Supplied entries
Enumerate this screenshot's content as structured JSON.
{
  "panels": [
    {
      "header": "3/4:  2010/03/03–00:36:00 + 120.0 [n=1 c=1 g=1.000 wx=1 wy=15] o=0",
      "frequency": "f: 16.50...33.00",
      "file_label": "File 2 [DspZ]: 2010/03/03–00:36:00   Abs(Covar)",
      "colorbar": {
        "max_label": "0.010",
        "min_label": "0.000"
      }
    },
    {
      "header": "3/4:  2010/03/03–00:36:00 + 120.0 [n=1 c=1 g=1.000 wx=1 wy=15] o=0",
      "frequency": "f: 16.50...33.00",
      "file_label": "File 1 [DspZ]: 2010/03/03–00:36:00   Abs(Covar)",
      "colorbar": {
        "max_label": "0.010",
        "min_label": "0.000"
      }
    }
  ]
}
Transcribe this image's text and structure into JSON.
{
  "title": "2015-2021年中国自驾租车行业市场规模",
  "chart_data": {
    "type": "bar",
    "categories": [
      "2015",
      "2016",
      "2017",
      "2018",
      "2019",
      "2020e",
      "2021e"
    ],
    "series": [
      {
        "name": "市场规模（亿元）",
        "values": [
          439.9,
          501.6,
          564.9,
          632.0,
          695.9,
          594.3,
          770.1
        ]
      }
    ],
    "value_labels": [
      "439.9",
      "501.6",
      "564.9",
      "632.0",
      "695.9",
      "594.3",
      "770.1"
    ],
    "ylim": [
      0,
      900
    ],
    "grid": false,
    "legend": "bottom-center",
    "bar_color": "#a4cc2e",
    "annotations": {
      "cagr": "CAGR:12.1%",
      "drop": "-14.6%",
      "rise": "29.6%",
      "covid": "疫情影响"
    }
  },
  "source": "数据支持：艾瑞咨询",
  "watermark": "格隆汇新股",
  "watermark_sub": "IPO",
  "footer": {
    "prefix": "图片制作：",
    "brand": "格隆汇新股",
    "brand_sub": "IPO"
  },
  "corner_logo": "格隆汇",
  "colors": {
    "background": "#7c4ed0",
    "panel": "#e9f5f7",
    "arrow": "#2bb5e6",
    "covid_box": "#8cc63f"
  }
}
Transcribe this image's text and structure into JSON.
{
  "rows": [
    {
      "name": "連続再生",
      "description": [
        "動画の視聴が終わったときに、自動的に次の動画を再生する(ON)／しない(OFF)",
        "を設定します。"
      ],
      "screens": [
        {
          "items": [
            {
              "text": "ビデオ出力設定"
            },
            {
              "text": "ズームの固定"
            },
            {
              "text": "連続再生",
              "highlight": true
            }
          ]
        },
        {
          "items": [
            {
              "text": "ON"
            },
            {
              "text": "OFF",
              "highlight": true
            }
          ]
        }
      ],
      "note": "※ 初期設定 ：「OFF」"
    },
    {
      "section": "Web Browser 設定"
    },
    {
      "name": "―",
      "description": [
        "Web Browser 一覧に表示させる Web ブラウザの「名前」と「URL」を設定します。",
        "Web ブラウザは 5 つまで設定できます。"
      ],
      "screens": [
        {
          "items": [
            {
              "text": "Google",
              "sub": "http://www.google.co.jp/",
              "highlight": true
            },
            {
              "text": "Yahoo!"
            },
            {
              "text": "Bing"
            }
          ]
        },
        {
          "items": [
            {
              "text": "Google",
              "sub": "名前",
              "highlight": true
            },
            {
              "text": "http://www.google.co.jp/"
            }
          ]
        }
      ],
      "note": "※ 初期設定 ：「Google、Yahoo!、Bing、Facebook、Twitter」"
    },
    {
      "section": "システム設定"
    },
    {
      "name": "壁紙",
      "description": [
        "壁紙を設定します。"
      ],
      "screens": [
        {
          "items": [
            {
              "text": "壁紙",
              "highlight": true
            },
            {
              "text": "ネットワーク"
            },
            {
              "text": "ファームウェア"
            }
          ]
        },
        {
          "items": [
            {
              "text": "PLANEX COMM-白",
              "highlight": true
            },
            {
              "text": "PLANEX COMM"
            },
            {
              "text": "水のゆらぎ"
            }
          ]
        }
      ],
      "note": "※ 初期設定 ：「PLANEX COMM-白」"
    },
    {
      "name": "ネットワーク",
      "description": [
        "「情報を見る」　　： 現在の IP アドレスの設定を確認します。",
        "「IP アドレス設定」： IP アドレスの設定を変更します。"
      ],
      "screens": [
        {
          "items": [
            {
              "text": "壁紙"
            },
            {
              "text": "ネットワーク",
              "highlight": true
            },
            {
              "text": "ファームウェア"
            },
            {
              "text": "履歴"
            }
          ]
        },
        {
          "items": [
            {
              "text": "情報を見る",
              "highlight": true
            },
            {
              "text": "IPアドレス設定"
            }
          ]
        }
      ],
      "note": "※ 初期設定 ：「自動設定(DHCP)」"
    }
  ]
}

Task to carry out
Copy all lines of the material above where the string "Browser" occurs.

The solution
      "section": "Web Browser 設定"
        "Web Browser 一覧に表示させる Web ブラウザの「名前」と「URL」を設定します。",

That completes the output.